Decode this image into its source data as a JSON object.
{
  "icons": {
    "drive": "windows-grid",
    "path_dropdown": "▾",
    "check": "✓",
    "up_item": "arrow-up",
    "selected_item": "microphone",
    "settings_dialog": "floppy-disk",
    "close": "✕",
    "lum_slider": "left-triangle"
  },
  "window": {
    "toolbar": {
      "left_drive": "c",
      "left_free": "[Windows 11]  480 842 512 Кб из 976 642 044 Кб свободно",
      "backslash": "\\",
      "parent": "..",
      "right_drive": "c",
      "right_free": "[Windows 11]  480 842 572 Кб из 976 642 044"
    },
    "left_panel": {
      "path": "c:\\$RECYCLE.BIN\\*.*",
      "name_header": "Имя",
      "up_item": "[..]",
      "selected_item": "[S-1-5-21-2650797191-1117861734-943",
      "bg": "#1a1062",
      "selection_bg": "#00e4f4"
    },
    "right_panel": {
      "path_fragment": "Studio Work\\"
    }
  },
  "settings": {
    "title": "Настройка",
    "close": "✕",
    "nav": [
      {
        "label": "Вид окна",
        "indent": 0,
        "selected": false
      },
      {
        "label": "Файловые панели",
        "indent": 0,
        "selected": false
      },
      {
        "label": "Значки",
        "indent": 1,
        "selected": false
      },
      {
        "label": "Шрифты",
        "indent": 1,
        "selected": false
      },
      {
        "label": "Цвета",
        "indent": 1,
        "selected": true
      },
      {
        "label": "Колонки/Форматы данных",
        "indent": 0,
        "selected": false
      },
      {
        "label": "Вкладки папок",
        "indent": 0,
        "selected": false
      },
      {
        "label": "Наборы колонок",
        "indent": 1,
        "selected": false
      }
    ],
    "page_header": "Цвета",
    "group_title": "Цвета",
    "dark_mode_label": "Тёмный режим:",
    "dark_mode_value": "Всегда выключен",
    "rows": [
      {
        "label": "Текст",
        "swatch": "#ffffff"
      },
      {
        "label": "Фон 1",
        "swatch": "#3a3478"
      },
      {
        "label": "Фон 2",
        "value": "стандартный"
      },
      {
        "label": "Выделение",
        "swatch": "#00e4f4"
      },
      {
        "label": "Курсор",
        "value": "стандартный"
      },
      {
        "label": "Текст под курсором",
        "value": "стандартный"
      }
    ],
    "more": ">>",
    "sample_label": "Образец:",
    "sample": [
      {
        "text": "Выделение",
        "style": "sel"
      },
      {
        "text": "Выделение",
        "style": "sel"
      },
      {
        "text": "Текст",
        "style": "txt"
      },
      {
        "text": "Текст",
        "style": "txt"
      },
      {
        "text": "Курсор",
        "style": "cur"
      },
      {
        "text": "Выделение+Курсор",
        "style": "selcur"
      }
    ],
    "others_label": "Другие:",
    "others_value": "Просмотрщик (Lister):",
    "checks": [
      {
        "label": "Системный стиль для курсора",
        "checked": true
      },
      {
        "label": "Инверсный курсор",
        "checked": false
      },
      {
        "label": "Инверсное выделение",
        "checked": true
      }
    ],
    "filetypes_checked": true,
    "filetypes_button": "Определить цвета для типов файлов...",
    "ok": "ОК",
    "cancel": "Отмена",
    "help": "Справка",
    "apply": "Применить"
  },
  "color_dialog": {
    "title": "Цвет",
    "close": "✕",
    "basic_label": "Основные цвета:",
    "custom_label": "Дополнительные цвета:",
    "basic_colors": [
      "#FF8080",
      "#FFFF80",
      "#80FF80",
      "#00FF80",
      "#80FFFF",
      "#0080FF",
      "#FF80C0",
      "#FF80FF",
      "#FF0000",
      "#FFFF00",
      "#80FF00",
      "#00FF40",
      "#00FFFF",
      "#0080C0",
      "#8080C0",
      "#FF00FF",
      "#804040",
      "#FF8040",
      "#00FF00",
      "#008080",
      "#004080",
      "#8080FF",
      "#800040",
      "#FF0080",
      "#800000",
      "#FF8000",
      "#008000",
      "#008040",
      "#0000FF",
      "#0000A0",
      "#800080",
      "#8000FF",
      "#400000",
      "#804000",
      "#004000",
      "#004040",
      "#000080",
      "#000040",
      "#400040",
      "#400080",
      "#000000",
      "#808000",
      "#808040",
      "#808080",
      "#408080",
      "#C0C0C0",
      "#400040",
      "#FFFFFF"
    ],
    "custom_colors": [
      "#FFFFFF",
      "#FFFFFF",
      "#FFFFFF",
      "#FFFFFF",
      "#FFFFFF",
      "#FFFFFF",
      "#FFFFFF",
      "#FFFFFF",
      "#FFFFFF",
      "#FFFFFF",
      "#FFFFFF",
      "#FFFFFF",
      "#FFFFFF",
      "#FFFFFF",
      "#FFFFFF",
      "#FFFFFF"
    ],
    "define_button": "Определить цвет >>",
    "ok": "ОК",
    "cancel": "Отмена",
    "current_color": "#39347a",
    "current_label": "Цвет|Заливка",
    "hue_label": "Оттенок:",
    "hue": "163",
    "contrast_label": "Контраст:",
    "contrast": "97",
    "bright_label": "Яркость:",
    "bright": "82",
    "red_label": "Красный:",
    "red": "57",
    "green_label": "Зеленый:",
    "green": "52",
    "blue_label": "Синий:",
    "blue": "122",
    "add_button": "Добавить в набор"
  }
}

▶ **EXERCISE**
Every record above should be output exactly.

▶ **COMPLETE RESPONSE**
Decode this image into its source data as a JSON object.
{
  "icons": {
    "drive": "windows-grid",
    "path_dropdown": "▾",
    "check": "✓",
    "up_item": "arrow-up",
    "selected_item": "microphone",
    "settings_dialog": "floppy-disk",
    "close": "✕",
    "lum_slider": "left-triangle"
  },
  "window": {
    "toolbar": {
      "left_drive": "c",
      "left_free": "[Windows 11]  480 842 512 Кб из 976 642 044 Кб свободно",
      "backslash": "\\",
      "parent": "..",
      "right_drive": "c",
      "right_free": "[Windows 11]  480 842 572 Кб из 976 642 044"
    },
    "left_panel": {
      "path": "c:\\$RECYCLE.BIN\\*.*",
      "name_header": "Имя",
      "up_item": "[..]",
      "selected_item": "[S-1-5-21-2650797191-1117861734-943",
      "bg": "#1a1062",
      "selection_bg": "#00e4f4"
    },
    "right_panel": {
      "path_fragment": "Studio Work\\"
    }
  },
  "settings": {
    "title": "Настройка",
    "close": "✕",
    "nav": [
      {
        "label": "Вид окна",
        "indent": 0,
        "selected": false
      },
      {
        "label": "Файловые панели",
        "indent": 0,
        "selected": false
      },
      {
        "label": "Значки",
        "indent": 1,
        "selected": false
      },
      {
        "label": "Шрифты",
        "indent": 1,
        "selected": false
      },
      {
        "label": "Цвета",
        "indent": 1,
        "selected": true
      },
      {
        "label": "Колонки/Форматы данных",
        "indent": 0,
        "selected": false
      },
      {
        "label": "Вкладки папок",
        "indent": 0,
        "selected": false
      },
      {
        "label": "Наборы колонок",
        "indent": 1,
        "selected": false
      }
    ],
    "page_header": "Цвета",
    "group_title": "Цвета",
    "dark_mode_label": "Тёмный режим:",
    "dark_mode_value": "Всегда выключен",
    "rows": [
      {
        "label": "Текст",
        "swatch": "#ffffff"
      },
      {
        "label": "Фон 1",
        "swatch": "#3a3478"
      },
      {
        "label": "Фон 2",
        "value": "стандартный"
      },
      {
        "label": "Выделение",
        "swatch": "#00e4f4"
      },
      {
        "label": "Курсор",
        "value": "стандартный"
      },
      {
        "label": "Текст под курсором",
        "value": "стандартный"
      }
    ],
    "more": ">>",
    "sample_label": "Образец:",
    "sample": [
      {
        "text": "Выделение",
        "style": "sel"
      },
      {
        "text": "Выделение",
        "style": "sel"
      },
      {
        "text": "Текст",
        "style": "txt"
      },
      {
        "text": "Текст",
        "style": "txt"
      },
      {
        "text": "Курсор",
        "style": "cur"
      },
      {
        "text": "Выделение+Курсор",
        "style": "selcur"
      }
    ],
    "others_label": "Другие:",
    "others_value": "Просмотрщик (Lister):",
    "checks": [
      {
        "label": "Системный стиль для курсора",
        "checked": true
      },
      {
        "label": "Инверсный курсор",
        "checked": false
      },
      {
        "label": "Инверсное выделение",
        "checked": true
      }
    ],
    "filetypes_checked": true,
    "filetypes_button": "Определить цвета для типов файлов...",
    "ok": "ОК",
    "cancel": "Отмена",
    "help": "Справка",
    "apply": "Применить"
  },
  "color_dialog": {
    "title": "Цвет",
    "close": "✕",
    "basic_label": "Основные цвета:",
    "custom_label": "Дополнительные цвета:",
    "basic_colors": [
      "#FF8080",
      "#FFFF80",
      "#80FF80",
      "#00FF80",
      "#80FFFF",
      "#0080FF",
      "#FF80C0",
      "#FF80FF",
      "#FF0000",
      "#FFFF00",
      "#80FF00",
      "#00FF40",
      "#00FFFF",
      "#0080C0",
      "#8080C0",
      "#FF00FF",
      "#804040",
      "#FF8040",
      "#00FF00",
      "#008080",
      "#004080",
      "#8080FF",
      "#800040",
      "#FF0080",
      "#800000",
      "#FF8000",
      "#008000",
      "#008040",
      "#0000FF",
      "#0000A0",
      "#800080",
      "#8000FF",
      "#400000",
      "#804000",
      "#004000",
      "#004040",
      "#000080",
      "#000040",
      "#400040",
      "#400080",
      "#000000",
      "#808000",
      "#808040",
      "#808080",
      "#408080",
      "#C0C0C0",
      "#400040",
      "#FFFFFF"
    ],
    "custom_colors": [
      "#FFFFFF",
      "#FFFFFF",
      "#FFFFFF",
      "#FFFFFF",
      "#FFFFFF",
      "#FFFFFF",
      "#FFFFFF",
      "#FFFFFF",
      "#FFFFFF",
      "#FFFFFF",
      "#FFFFFF",
      "#FFFFFF",
      "#FFFFFF",
      "#FFFFFF",
      "#FFFFFF",
      "#FFFFFF"
    ],
    "define_button": "Определить цвет >>",
    "ok": "ОК",
    "cancel": "Отмена",
    "current_color": "#39347a",
    "current_label": "Цвет|Заливка",
    "hue_label": "Оттенок:",
    "hue": "163",
    "contrast_label": "Контраст:",
    "contrast": "97",
    "bright_label": "Яркость:",
    "bright": "82",
    "red_label": "Красный:",
    "red": "57",
    "green_label": "Зеленый:",
    "green": "52",
    "blue_label": "Синий:",
    "blue": "122",
    "add_button": "Добавить в набор"
  }
}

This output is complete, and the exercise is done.